## 求められる作業:
少子高齢化がもたらした「者」を論じた本文について、最後の文の後から続きを書き継いでください。
---------- 本文抜粋
そうすることで未来の「まちづくり」は良い方向に向かっていくのだと思います。
またまた話が逸れかけましたが、ここで表題の少子高齢化がもたらした「者」について
「者(モノ)」とはこれまで物質的な価値が人々の生活を豊かにしてきた「物」からの不可抗力的な転換です。
平均年齢が50代に差し掛かり、人口が減少するこの国において、50代以下の僕たちで物質的価値を最大化することが難しくなるのは明白です。
そこで、歪みを正すべくもたらされた「者」が現状の最大の資源であり、ここへの投資やサポート体制は結果として物質的価値を取り戻すきっかけになるのです。
--------------------
---------- データ
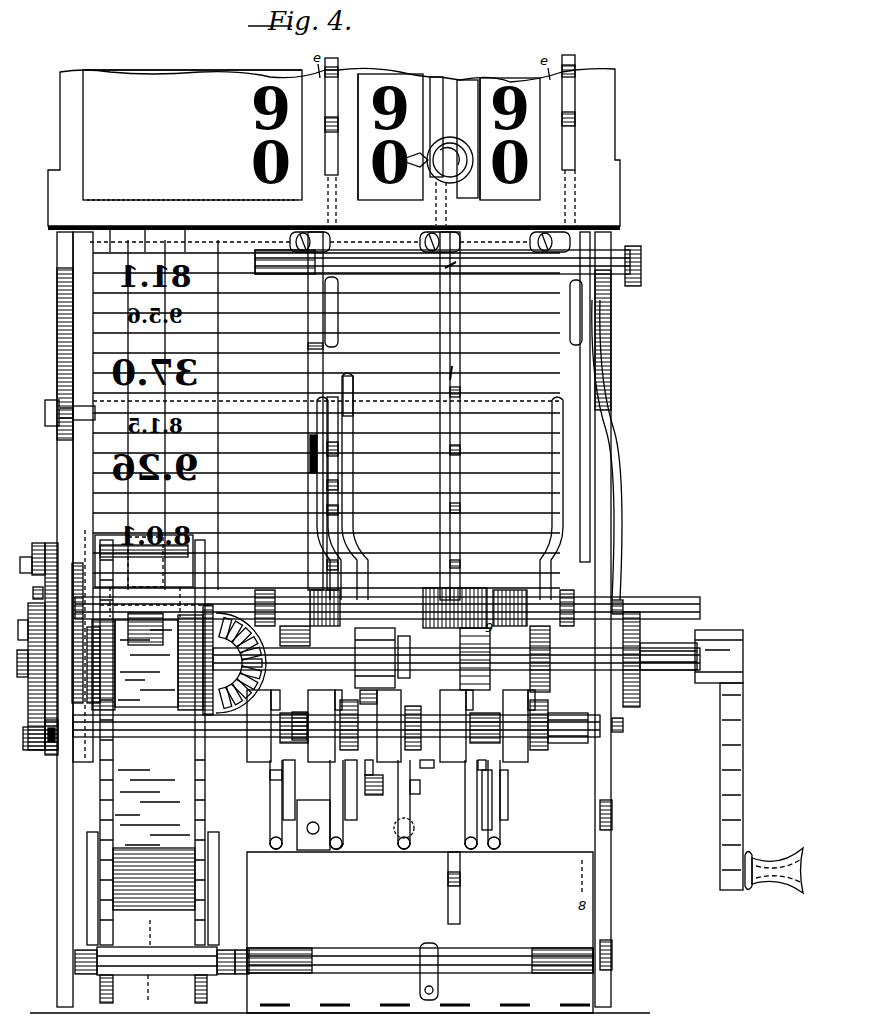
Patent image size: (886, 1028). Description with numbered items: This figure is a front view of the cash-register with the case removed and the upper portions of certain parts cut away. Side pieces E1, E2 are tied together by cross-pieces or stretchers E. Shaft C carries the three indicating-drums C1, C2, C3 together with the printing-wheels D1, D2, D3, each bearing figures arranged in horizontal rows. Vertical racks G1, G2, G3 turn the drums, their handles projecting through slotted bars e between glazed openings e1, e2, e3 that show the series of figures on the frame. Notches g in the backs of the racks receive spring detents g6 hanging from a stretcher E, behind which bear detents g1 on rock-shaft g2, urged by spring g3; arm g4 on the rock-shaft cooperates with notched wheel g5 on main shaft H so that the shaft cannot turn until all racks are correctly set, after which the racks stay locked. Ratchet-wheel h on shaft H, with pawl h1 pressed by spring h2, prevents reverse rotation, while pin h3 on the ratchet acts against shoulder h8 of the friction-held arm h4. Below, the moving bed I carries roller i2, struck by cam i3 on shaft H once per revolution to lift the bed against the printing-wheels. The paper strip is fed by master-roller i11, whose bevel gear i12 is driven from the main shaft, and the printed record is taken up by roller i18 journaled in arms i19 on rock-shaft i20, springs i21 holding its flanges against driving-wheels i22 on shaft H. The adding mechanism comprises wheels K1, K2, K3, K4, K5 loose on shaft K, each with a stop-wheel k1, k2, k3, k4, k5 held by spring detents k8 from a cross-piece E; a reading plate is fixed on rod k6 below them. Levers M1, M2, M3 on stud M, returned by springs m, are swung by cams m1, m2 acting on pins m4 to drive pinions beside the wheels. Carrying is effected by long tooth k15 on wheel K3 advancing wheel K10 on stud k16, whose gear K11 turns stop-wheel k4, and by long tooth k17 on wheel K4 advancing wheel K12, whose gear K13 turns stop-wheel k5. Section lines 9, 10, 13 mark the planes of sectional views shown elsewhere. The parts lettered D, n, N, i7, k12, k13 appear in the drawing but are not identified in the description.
--------------------
## 正答:
物質的豊かさから人々のつながりに移り変わる。のではなく、「者」が「物」を連れてきた結果、物質的にも人間的にも豊かな生活を取り戻すことにつながるのではないかと思います。
・・・と、かなり長くなりましたので、とりあえずこれぐらいにしておきたいと思います笑
なんか文章力おちたな〜と思うのですが、その分色々やってるから許してね!
次回以降、少しだけキラキラした、楽しいお話しをできればいいなぁと思います。
それでは、年末に向けて皆様お体ご自愛くださいね。
長文お疲れ様でした!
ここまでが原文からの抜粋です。